[Spatial layout entries]
########################################

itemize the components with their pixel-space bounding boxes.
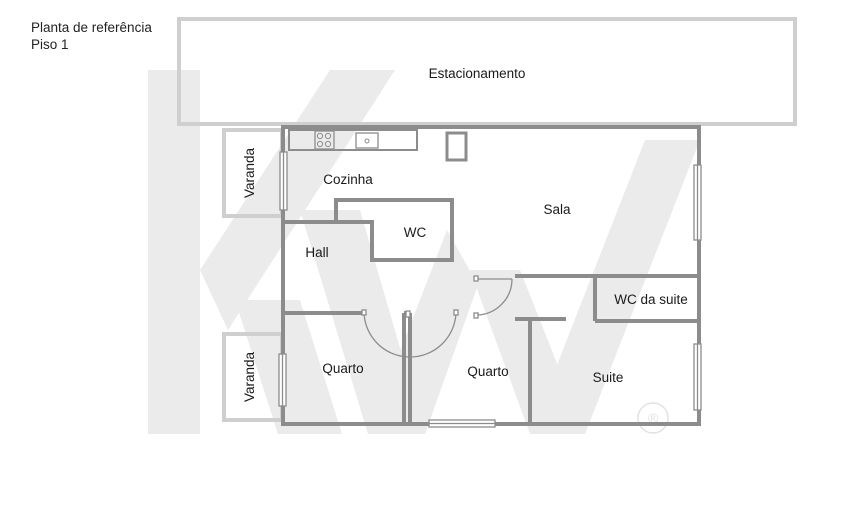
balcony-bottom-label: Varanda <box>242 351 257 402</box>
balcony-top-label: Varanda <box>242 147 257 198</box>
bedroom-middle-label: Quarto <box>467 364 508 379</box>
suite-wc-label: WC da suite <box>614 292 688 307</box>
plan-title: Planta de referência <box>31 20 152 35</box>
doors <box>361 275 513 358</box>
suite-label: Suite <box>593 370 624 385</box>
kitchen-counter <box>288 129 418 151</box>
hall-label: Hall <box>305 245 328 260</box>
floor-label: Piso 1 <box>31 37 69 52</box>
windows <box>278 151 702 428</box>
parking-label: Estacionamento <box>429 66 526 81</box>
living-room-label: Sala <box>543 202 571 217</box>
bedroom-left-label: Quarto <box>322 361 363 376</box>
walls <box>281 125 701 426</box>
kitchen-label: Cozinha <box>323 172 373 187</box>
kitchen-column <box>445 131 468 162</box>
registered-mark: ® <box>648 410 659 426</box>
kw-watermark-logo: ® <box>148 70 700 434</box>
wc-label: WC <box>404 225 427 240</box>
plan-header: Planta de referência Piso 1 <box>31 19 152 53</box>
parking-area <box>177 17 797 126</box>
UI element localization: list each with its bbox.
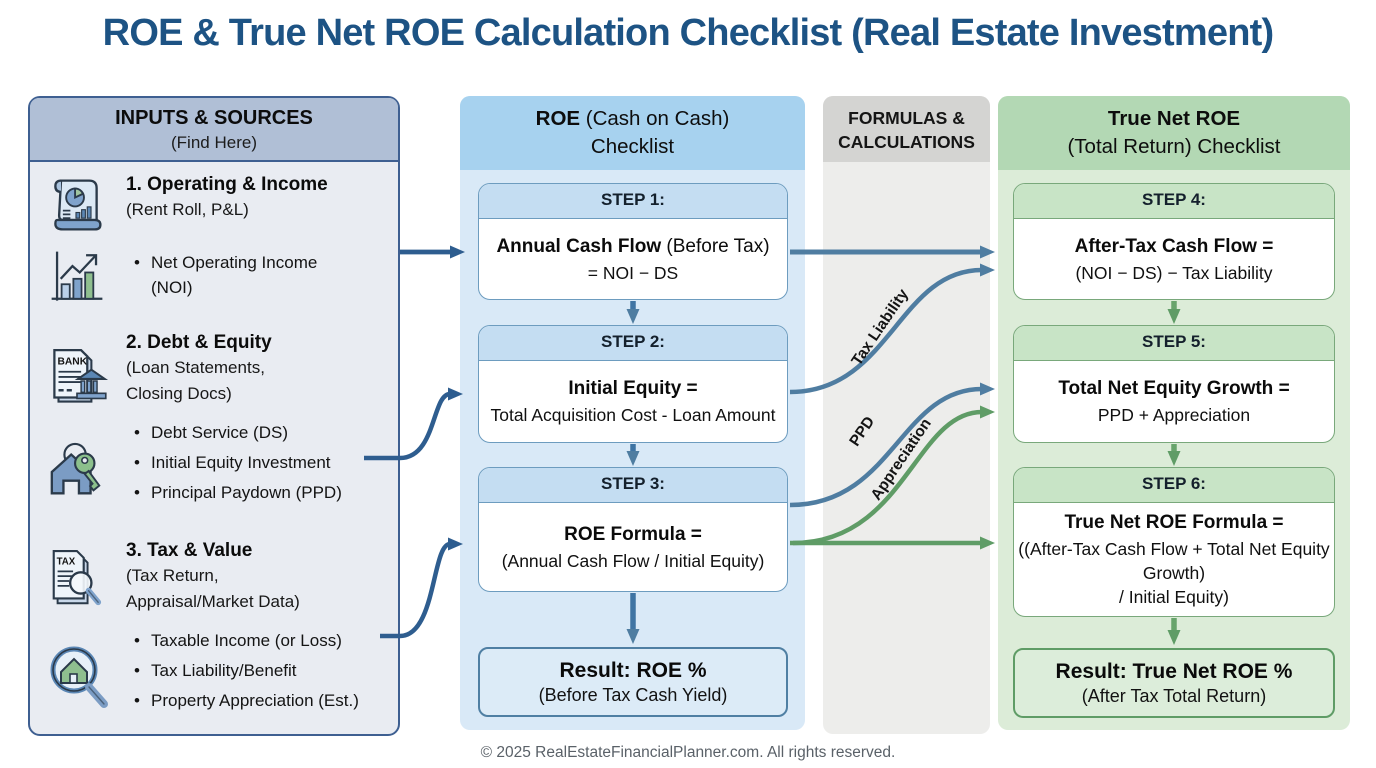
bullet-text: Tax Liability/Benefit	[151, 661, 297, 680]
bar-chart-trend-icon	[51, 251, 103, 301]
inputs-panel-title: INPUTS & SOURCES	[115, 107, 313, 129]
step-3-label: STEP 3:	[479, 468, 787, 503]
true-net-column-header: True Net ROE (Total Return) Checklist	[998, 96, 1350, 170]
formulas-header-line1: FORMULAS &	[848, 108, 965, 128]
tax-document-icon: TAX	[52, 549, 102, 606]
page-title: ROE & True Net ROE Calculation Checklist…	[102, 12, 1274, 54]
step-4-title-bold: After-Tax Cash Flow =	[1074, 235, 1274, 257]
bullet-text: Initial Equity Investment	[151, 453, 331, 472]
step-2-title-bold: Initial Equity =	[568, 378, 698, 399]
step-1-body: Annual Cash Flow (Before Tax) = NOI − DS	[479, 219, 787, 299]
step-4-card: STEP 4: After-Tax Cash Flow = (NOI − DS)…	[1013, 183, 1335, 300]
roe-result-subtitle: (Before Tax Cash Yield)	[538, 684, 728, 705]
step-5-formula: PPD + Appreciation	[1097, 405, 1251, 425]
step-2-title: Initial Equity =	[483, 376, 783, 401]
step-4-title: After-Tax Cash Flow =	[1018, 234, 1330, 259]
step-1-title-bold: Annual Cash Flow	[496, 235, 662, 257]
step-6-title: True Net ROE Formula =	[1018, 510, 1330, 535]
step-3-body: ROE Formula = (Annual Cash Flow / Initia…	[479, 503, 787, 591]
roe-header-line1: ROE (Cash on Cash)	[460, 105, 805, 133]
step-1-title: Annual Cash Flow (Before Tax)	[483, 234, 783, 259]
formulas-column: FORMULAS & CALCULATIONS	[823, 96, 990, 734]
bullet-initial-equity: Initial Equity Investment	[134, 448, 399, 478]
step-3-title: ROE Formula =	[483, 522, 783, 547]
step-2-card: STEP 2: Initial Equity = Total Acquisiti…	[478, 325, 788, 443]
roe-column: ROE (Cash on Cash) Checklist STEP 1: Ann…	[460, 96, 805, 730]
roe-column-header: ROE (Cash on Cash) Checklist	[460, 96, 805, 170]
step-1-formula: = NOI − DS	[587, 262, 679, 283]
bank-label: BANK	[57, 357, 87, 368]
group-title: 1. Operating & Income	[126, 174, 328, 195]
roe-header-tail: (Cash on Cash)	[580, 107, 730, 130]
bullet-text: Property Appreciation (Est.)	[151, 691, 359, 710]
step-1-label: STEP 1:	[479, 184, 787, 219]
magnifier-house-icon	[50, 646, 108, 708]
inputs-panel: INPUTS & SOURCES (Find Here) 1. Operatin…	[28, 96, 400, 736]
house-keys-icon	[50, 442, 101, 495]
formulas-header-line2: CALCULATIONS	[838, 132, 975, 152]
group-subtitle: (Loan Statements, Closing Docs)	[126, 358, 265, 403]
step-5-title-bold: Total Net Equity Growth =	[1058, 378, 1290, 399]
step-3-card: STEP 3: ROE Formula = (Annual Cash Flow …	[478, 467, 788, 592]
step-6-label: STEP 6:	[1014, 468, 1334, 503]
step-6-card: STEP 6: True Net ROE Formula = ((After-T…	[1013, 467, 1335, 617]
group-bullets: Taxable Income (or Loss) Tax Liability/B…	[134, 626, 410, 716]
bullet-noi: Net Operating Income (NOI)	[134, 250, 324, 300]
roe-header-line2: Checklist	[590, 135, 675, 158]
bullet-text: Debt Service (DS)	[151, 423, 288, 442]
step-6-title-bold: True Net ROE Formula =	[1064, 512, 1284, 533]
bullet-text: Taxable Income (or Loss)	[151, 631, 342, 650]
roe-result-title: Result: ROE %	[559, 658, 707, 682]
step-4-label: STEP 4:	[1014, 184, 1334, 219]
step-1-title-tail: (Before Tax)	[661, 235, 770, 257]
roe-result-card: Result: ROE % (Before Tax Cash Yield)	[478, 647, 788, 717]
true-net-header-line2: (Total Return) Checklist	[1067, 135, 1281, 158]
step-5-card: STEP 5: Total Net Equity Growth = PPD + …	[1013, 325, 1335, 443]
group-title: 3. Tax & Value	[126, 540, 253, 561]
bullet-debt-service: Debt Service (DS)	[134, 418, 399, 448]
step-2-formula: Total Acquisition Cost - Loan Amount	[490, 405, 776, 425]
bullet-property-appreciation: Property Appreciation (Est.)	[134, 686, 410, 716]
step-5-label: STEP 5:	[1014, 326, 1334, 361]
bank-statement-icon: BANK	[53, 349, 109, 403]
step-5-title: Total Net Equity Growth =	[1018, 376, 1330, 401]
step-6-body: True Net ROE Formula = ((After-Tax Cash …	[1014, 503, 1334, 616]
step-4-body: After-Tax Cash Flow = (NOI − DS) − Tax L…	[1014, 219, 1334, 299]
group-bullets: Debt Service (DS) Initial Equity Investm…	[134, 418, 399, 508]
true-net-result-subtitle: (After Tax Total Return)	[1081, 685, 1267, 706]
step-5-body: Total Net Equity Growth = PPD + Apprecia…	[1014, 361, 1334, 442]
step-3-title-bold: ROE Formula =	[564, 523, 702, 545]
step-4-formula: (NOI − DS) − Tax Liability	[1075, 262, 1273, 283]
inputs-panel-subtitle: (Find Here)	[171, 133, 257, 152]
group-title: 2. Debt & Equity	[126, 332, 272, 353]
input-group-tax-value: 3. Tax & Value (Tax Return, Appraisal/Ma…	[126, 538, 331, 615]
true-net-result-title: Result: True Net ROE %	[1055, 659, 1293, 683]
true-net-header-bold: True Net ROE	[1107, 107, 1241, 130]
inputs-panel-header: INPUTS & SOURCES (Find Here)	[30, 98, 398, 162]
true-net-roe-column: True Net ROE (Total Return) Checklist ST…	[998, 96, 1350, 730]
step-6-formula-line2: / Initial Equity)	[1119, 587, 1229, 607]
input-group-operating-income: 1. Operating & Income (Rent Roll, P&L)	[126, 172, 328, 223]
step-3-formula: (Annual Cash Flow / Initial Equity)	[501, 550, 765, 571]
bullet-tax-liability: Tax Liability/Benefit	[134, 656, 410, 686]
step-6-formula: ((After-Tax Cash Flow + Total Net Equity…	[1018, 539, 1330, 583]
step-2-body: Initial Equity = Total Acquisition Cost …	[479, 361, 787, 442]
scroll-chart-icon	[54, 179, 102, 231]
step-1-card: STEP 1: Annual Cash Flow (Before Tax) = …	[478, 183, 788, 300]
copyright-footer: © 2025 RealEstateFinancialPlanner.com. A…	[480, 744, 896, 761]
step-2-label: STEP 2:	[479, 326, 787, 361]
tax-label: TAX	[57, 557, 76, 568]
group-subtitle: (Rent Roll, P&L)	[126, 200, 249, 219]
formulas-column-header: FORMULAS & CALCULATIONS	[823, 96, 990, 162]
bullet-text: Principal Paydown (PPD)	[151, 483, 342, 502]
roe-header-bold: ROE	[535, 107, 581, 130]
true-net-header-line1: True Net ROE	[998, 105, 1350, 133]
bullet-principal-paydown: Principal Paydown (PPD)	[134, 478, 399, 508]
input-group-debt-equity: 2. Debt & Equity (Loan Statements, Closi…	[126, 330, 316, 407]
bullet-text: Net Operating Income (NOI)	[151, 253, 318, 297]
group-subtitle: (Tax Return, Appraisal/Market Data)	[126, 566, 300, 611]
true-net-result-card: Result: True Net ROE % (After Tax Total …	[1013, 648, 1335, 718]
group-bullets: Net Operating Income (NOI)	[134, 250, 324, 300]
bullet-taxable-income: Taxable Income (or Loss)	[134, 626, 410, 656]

########################################

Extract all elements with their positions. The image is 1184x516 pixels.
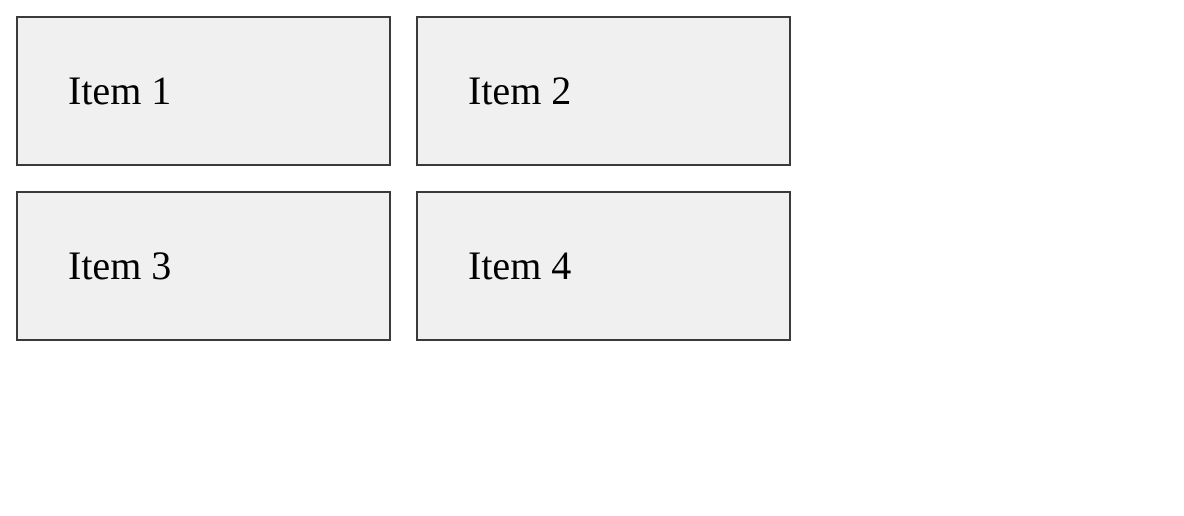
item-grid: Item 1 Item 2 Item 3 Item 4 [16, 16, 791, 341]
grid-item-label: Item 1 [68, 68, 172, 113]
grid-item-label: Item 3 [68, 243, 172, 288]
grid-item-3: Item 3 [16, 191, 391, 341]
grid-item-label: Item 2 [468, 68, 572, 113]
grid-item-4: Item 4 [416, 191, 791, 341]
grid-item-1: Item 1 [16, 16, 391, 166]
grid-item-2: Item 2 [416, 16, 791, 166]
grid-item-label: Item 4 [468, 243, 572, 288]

########################################

### Task objective:
Write out the lines from the one containing "661, 297, 680]" up to and including the one containing "step-1-title-bold: Annual Cash", keeping each exactly as it appears.

### Correct result:
bullet-text: Tax Liability/Benefit	[151, 661, 297, 680]
bar-chart-trend-icon	[51, 251, 103, 301]
inputs-panel-title: INPUTS & SOURCES	[115, 107, 313, 129]
step-3-label: STEP 3:	[479, 468, 787, 503]
true-net-column-header: True Net ROE (Total Return) Checklist	[998, 96, 1350, 170]
formulas-header-line1: FORMULAS &	[848, 108, 965, 128]
tax-document-icon: TAX	[52, 549, 102, 606]
page-title: ROE & True Net ROE Calculation Checklist…	[102, 12, 1274, 54]
step-4-title-bold: After-Tax Cash Flow =	[1074, 235, 1274, 257]
bullet-text: Initial Equity Investment	[151, 453, 331, 472]
step-2-title-bold: Initial Equity =	[568, 378, 698, 399]
step-1-body: Annual Cash Flow (Before Tax) = NOI − DS	[479, 219, 787, 299]
step-4-card: STEP 4: After-Tax Cash Flow = (NOI − DS)…	[1013, 183, 1335, 300]
roe-result-subtitle: (Before Tax Cash Yield)	[538, 684, 728, 705]
step-5-formula: PPD + Appreciation	[1097, 405, 1251, 425]
step-2-title: Initial Equity =	[483, 376, 783, 401]
step-4-title: After-Tax Cash Flow =	[1018, 234, 1330, 259]
step-1-title-bold: Annual Cash Flow	[496, 235, 662, 257]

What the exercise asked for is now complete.